§ Goal
Reproduce each of the following entries line for line, without changing anything.

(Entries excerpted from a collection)

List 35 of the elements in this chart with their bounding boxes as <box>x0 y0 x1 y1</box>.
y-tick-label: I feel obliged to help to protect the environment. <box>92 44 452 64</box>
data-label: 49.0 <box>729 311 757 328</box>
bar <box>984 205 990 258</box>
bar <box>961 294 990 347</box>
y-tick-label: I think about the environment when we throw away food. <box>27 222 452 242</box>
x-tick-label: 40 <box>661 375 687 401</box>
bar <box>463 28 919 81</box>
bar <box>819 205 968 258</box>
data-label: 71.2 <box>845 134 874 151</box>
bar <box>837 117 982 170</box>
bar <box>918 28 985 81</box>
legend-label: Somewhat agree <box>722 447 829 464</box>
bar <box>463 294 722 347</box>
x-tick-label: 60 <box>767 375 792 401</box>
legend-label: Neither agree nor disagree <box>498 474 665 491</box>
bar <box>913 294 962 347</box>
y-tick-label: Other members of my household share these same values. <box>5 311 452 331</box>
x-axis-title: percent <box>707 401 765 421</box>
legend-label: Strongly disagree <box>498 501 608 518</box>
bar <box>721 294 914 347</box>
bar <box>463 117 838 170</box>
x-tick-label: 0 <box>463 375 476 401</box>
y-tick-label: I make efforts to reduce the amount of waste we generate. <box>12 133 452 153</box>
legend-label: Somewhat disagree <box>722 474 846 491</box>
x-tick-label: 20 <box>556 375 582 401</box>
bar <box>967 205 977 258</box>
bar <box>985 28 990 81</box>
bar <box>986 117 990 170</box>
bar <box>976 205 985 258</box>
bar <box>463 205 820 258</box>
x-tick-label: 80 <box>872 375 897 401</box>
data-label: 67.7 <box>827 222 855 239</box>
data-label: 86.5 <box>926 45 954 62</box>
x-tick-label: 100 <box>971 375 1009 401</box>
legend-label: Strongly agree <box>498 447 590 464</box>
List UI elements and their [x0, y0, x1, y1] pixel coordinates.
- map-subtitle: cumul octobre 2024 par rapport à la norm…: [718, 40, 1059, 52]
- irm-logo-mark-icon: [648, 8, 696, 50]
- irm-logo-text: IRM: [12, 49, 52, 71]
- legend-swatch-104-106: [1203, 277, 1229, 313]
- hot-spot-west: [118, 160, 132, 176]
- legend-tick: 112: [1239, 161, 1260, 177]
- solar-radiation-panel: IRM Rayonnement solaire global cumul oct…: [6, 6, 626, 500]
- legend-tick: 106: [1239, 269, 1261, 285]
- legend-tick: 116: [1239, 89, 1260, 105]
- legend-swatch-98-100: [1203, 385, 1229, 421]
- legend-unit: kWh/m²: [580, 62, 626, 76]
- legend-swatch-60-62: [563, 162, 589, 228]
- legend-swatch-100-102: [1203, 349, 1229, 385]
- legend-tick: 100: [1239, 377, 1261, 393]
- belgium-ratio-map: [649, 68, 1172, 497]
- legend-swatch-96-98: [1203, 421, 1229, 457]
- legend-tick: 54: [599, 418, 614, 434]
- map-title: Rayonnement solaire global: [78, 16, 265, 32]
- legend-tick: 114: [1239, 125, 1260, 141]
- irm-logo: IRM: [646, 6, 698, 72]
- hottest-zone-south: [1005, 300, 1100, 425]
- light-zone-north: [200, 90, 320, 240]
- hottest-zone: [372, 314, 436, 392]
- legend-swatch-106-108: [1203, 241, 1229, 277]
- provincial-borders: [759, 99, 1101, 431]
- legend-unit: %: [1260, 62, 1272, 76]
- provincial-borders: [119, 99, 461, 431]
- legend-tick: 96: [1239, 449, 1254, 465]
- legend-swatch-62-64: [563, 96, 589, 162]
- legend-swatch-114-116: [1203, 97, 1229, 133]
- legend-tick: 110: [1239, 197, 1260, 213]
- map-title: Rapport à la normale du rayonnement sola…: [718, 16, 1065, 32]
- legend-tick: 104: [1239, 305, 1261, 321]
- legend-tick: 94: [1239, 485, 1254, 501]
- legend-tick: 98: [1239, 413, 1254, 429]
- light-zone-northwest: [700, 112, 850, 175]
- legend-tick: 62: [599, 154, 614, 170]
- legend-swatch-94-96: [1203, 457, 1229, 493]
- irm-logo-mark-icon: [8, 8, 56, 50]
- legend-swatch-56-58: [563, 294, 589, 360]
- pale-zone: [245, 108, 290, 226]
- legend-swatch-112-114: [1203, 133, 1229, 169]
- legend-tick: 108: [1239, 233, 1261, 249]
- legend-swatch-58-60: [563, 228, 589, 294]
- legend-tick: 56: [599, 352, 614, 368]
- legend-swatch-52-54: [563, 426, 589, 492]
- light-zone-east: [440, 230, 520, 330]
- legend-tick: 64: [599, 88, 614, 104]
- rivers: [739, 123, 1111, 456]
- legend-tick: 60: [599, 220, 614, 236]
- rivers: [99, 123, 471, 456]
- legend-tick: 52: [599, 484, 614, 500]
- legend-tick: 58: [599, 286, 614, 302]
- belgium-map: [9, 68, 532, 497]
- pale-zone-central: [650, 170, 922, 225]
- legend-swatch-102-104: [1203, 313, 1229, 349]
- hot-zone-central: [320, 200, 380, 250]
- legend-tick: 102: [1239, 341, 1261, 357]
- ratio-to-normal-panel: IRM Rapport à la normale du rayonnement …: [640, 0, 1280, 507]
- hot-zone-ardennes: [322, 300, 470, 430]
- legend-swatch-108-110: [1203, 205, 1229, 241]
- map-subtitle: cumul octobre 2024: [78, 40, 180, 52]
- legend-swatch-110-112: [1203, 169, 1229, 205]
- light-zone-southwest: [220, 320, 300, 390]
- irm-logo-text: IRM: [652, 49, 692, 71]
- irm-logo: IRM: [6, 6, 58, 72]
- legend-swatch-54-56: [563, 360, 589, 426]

§ Written response
List 35 of the elements in this chart with their bounding boxes as <box>x0 y0 x1 y1</box>.
y-tick-label: I feel obliged to help to protect the environment. <box>92 44 452 64</box>
data-label: 49.0 <box>729 311 757 328</box>
bar <box>984 205 990 258</box>
bar <box>961 294 990 347</box>
y-tick-label: I think about the environment when we throw away food. <box>27 222 452 242</box>
x-tick-label: 40 <box>661 375 687 401</box>
bar <box>463 28 919 81</box>
bar <box>819 205 968 258</box>
data-label: 71.2 <box>845 134 874 151</box>
bar <box>837 117 982 170</box>
bar <box>918 28 985 81</box>
legend-label: Somewhat agree <box>722 447 829 464</box>
bar <box>463 294 722 347</box>
x-tick-label: 60 <box>767 375 792 401</box>
legend-label: Neither agree nor disagree <box>498 474 665 491</box>
bar <box>913 294 962 347</box>
y-tick-label: Other members of my household share these same values. <box>5 311 452 331</box>
x-axis-title: percent <box>707 401 765 421</box>
legend-label: Strongly disagree <box>498 501 608 518</box>
bar <box>721 294 914 347</box>
bar <box>463 117 838 170</box>
x-tick-label: 0 <box>463 375 476 401</box>
y-tick-label: I make efforts to reduce the amount of waste we generate. <box>12 133 452 153</box>
legend-label: Somewhat disagree <box>722 474 846 491</box>
x-tick-label: 20 <box>556 375 582 401</box>
bar <box>967 205 977 258</box>
bar <box>985 28 990 81</box>
bar <box>986 117 990 170</box>
bar <box>976 205 985 258</box>
bar <box>463 205 820 258</box>
x-tick-label: 80 <box>872 375 897 401</box>
data-label: 67.7 <box>827 222 855 239</box>
data-label: 86.5 <box>926 45 954 62</box>
x-tick-label: 100 <box>971 375 1009 401</box>
legend-label: Strongly agree <box>498 447 590 464</box>
List UI elements and their [x0, y0, x1, y1] pixel coordinates.
- map-subtitle: cumul octobre 2024 par rapport à la norm…: [718, 40, 1059, 52]
- irm-logo-mark-icon: [648, 8, 696, 50]
- irm-logo-text: IRM: [12, 49, 52, 71]
- legend-swatch-104-106: [1203, 277, 1229, 313]
- hot-spot-west: [118, 160, 132, 176]
- legend-tick: 112: [1239, 161, 1260, 177]
- solar-radiation-panel: IRM Rayonnement solaire global cumul oct…: [6, 6, 626, 500]
- legend-tick: 106: [1239, 269, 1261, 285]
- legend-tick: 116: [1239, 89, 1260, 105]
- legend-swatch-98-100: [1203, 385, 1229, 421]
- legend-unit: kWh/m²: [580, 62, 626, 76]
- legend-swatch-60-62: [563, 162, 589, 228]
- legend-swatch-100-102: [1203, 349, 1229, 385]
- legend-tick: 100: [1239, 377, 1261, 393]
- belgium-ratio-map: [649, 68, 1172, 497]
- legend-swatch-96-98: [1203, 421, 1229, 457]
- legend-tick: 54: [599, 418, 614, 434]
- map-title: Rayonnement solaire global: [78, 16, 265, 32]
- legend-tick: 114: [1239, 125, 1260, 141]
- irm-logo: IRM: [646, 6, 698, 72]
- hottest-zone-south: [1005, 300, 1100, 425]
- light-zone-north: [200, 90, 320, 240]
- hottest-zone: [372, 314, 436, 392]
- legend-swatch-106-108: [1203, 241, 1229, 277]
- provincial-borders: [759, 99, 1101, 431]
- legend-unit: %: [1260, 62, 1272, 76]
- provincial-borders: [119, 99, 461, 431]
- legend-tick: 96: [1239, 449, 1254, 465]
- legend-swatch-62-64: [563, 96, 589, 162]
- legend-swatch-114-116: [1203, 97, 1229, 133]
- legend-tick: 110: [1239, 197, 1260, 213]
- map-title: Rapport à la normale du rayonnement sola…: [718, 16, 1065, 32]
- legend-tick: 104: [1239, 305, 1261, 321]
- legend-tick: 94: [1239, 485, 1254, 501]
- legend-tick: 98: [1239, 413, 1254, 429]
- light-zone-northwest: [700, 112, 850, 175]
- legend-tick: 62: [599, 154, 614, 170]
- legend-swatch-94-96: [1203, 457, 1229, 493]
- irm-logo-mark-icon: [8, 8, 56, 50]
- legend-swatch-56-58: [563, 294, 589, 360]
- pale-zone: [245, 108, 290, 226]
- legend-swatch-112-114: [1203, 133, 1229, 169]
- legend-tick: 108: [1239, 233, 1261, 249]
- legend-swatch-58-60: [563, 228, 589, 294]
- legend-tick: 56: [599, 352, 614, 368]
- legend-swatch-52-54: [563, 426, 589, 492]
- light-zone-east: [440, 230, 520, 330]
- legend-tick: 64: [599, 88, 614, 104]
- rivers: [739, 123, 1111, 456]
- legend-tick: 60: [599, 220, 614, 236]
- rivers: [99, 123, 471, 456]
- legend-tick: 52: [599, 484, 614, 500]
- legend-tick: 58: [599, 286, 614, 302]
- belgium-map: [9, 68, 532, 497]
- pale-zone-central: [650, 170, 922, 225]
- legend-swatch-102-104: [1203, 313, 1229, 349]
- hot-zone-central: [320, 200, 380, 250]
- legend-tick: 102: [1239, 341, 1261, 357]
- ratio-to-normal-panel: IRM Rapport à la normale du rayonnement …: [640, 0, 1280, 507]
- hot-zone-ardennes: [322, 300, 470, 430]
- legend-swatch-108-110: [1203, 205, 1229, 241]
- map-subtitle: cumul octobre 2024: [78, 40, 180, 52]
- legend-swatch-110-112: [1203, 169, 1229, 205]
- light-zone-southwest: [220, 320, 300, 390]
- irm-logo-text: IRM: [652, 49, 692, 71]
- irm-logo: IRM: [6, 6, 58, 72]
- legend-swatch-54-56: [563, 360, 589, 426]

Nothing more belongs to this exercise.